Annotated element entries:
□ □ □ □ □

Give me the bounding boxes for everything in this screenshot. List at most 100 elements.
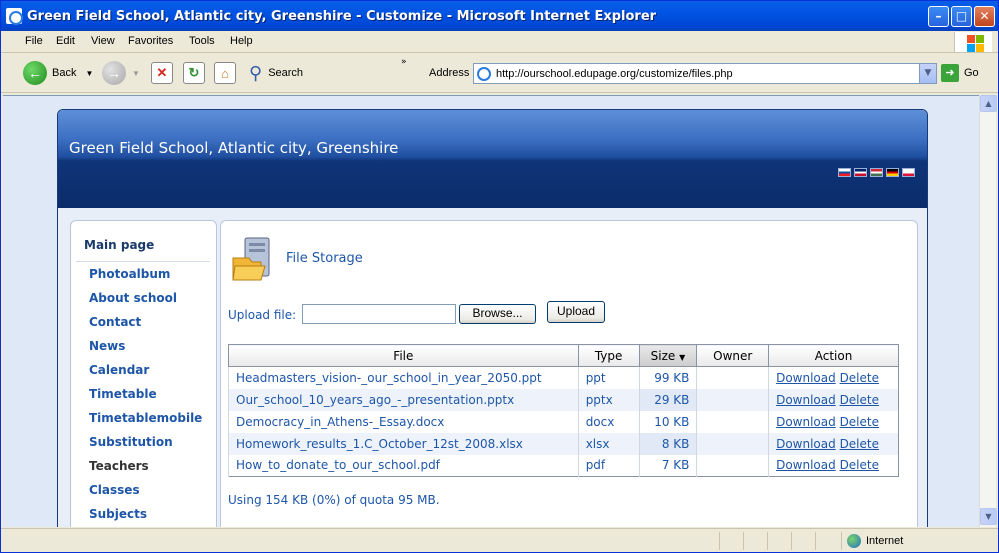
- column-header-type[interactable]: Type: [577, 344, 640, 367]
- menu-edit[interactable]: Edit: [56, 35, 75, 47]
- site-container: Green Field School, Atlantic city, Green…: [57, 109, 928, 527]
- flag-hungary-icon[interactable]: [870, 168, 883, 177]
- column-header-owner[interactable]: Owner: [696, 344, 770, 367]
- flag-poland-icon[interactable]: [902, 168, 915, 177]
- quota-text: Using 154 KB (0%) of quota 95 MB.: [228, 493, 440, 507]
- file-name-link[interactable]: Democracy_in_Athens-_Essay.docx: [228, 410, 579, 433]
- menu-tools[interactable]: Tools: [189, 35, 215, 47]
- search-label: Search: [268, 67, 304, 79]
- menu-view[interactable]: View: [91, 35, 115, 47]
- file-type: docx: [577, 410, 639, 433]
- back-arrow-icon: ←: [23, 61, 47, 85]
- file-owner: [696, 410, 769, 433]
- menu-bar: File Edit View Favorites Tools Help: [1, 31, 998, 53]
- file-owner: [696, 366, 769, 389]
- file-size: 99 KB: [638, 366, 697, 389]
- delete-link[interactable]: Delete: [840, 393, 879, 407]
- download-link[interactable]: Download: [776, 458, 836, 472]
- scroll-down-icon[interactable]: ▼: [980, 508, 997, 525]
- upload-button[interactable]: Upload: [547, 301, 605, 323]
- files-table: File Type Size ▼ Owner Action Headmaster…: [228, 344, 899, 477]
- menu-favorites[interactable]: Favorites: [128, 35, 173, 47]
- stop-button[interactable]: ✕: [151, 60, 173, 86]
- flag-slovakia-icon[interactable]: [838, 168, 851, 177]
- sidebar-item-news[interactable]: News: [89, 339, 125, 353]
- table-row: How_to_donate_to_our_school.pdf pdf 7 KB Do…: [228, 454, 899, 477]
- file-name-link[interactable]: Headmasters_vision-_our_school_in_year_2…: [228, 366, 579, 389]
- sidebar-divider: [76, 261, 210, 262]
- file-name-link[interactable]: Homework_results_1.C_October_12st_2008.x…: [228, 432, 579, 455]
- close-button[interactable]: ✕: [974, 6, 995, 27]
- sidebar-item-calendar[interactable]: Calendar: [89, 363, 149, 377]
- search-icon: ⚲: [249, 62, 263, 83]
- home-icon: ⌂: [214, 62, 236, 84]
- delete-link[interactable]: Delete: [840, 458, 879, 472]
- minimize-button[interactable]: –: [928, 6, 949, 27]
- delete-link[interactable]: Delete: [840, 371, 879, 385]
- download-link[interactable]: Download: [776, 415, 836, 429]
- forward-button[interactable]: → ▼: [102, 60, 140, 86]
- address-dropdown-icon[interactable]: ▼: [919, 64, 936, 83]
- browser-window: Green Field School, Atlantic city, Green…: [0, 0, 999, 553]
- download-link[interactable]: Download: [776, 371, 836, 385]
- delete-link[interactable]: Delete: [840, 415, 879, 429]
- file-actions: Download Delete: [768, 366, 899, 389]
- sidebar-item-timetablemobile[interactable]: Timetablemobile: [89, 411, 202, 425]
- forward-dropdown-icon[interactable]: ▼: [132, 69, 140, 78]
- menu-file[interactable]: File: [25, 35, 43, 47]
- sidebar-item-substitution[interactable]: Substitution: [89, 435, 173, 449]
- scroll-up-icon[interactable]: ▲: [980, 95, 997, 112]
- toolbar-overflow-icon[interactable]: »: [401, 57, 407, 67]
- file-name-link[interactable]: Our_school_10_years_ago_-_presentation.p…: [228, 388, 579, 411]
- file-size: 10 KB: [638, 410, 697, 433]
- go-arrow-icon: ➜: [941, 64, 959, 82]
- home-button[interactable]: ⌂: [214, 60, 236, 86]
- menu-help[interactable]: Help: [230, 35, 253, 47]
- sidebar-item-contact[interactable]: Contact: [89, 315, 141, 329]
- download-link[interactable]: Download: [776, 437, 836, 451]
- main-panel: File Storage Upload file: Browse... Uplo…: [220, 220, 918, 527]
- column-header-action: Action: [768, 344, 899, 367]
- status-bar: Internet: [1, 528, 998, 552]
- upload-label: Upload file:: [228, 308, 297, 322]
- sidebar-item-teachers[interactable]: Teachers: [89, 459, 149, 473]
- sidebar-item-subjects[interactable]: Subjects: [89, 507, 147, 521]
- refresh-button[interactable]: ↻: [183, 60, 205, 86]
- status-divider: [719, 532, 720, 550]
- address-bar[interactable]: http://ourschool.edupage.org/customize/f…: [473, 63, 937, 84]
- flag-germany-icon[interactable]: [886, 168, 899, 177]
- flag-uk-icon[interactable]: [854, 168, 867, 177]
- language-flags: [838, 168, 915, 177]
- browse-button[interactable]: Browse...: [459, 304, 536, 324]
- sidebar-item-classes[interactable]: Classes: [89, 483, 140, 497]
- file-size: 7 KB: [638, 454, 697, 477]
- sidebar-item-photoalbum[interactable]: Photoalbum: [89, 267, 170, 281]
- title-bar[interactable]: Green Field School, Atlantic city, Green…: [1, 1, 998, 31]
- column-header-file[interactable]: File: [228, 344, 579, 367]
- file-actions: Download Delete: [768, 410, 899, 433]
- page-viewport: Green Field School, Atlantic city, Green…: [3, 95, 979, 527]
- back-dropdown-icon[interactable]: ▼: [85, 69, 93, 78]
- address-url[interactable]: http://ourschool.edupage.org/customize/f…: [496, 68, 733, 80]
- sidebar-main-page[interactable]: Main page: [84, 238, 154, 252]
- maximize-button[interactable]: □: [951, 6, 972, 27]
- column-header-size[interactable]: Size ▼: [638, 344, 698, 367]
- upload-file-input[interactable]: [302, 304, 456, 324]
- toolbar: ← Back ▼ → ▼ ✕ ↻ ⌂ ⚲ Search » Address ht…: [1, 53, 998, 93]
- sidebar: Main page Photoalbum About school Contact N…: [70, 220, 217, 527]
- file-name-link[interactable]: How_to_donate_to_our_school.pdf: [228, 454, 579, 477]
- sidebar-item-about-school[interactable]: About school: [89, 291, 177, 305]
- sidebar-item-timetable[interactable]: Timetable: [89, 387, 157, 401]
- delete-link[interactable]: Delete: [840, 437, 879, 451]
- back-button[interactable]: ← Back ▼: [23, 60, 93, 86]
- table-row: Democracy_in_Athens-_Essay.docx docx 10 KB…: [228, 410, 899, 433]
- search-button[interactable]: ⚲ Search: [249, 60, 303, 86]
- download-link[interactable]: Download: [776, 393, 836, 407]
- file-type: pptx: [577, 388, 639, 411]
- status-divider: [767, 532, 768, 550]
- sort-desc-icon: ▼: [679, 352, 686, 362]
- vertical-scrollbar[interactable]: ▲ ▼: [979, 95, 997, 527]
- windows-logo-icon: [954, 32, 992, 52]
- go-button[interactable]: ➜ Go: [941, 64, 979, 82]
- status-divider: [815, 532, 816, 550]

□ □ □ □ □

-- DESCRIPTION OF THE TASK --
Repeat these lines exactly, from the line with "- column-header-type[interactable]: Type: [577, 344, 640, 367]" up to and including the line with "- flag-hungary-icon[interactable]: [870, 168, 883, 177]".

-- WRITTEN ANSWER --
- column-header-type[interactable]: Type: [577, 344, 640, 367]
- menu-edit[interactable]: Edit: [56, 35, 75, 47]
- site-container: Green Field School, Atlantic city, Green…: [57, 109, 928, 527]
- flag-hungary-icon[interactable]: [870, 168, 883, 177]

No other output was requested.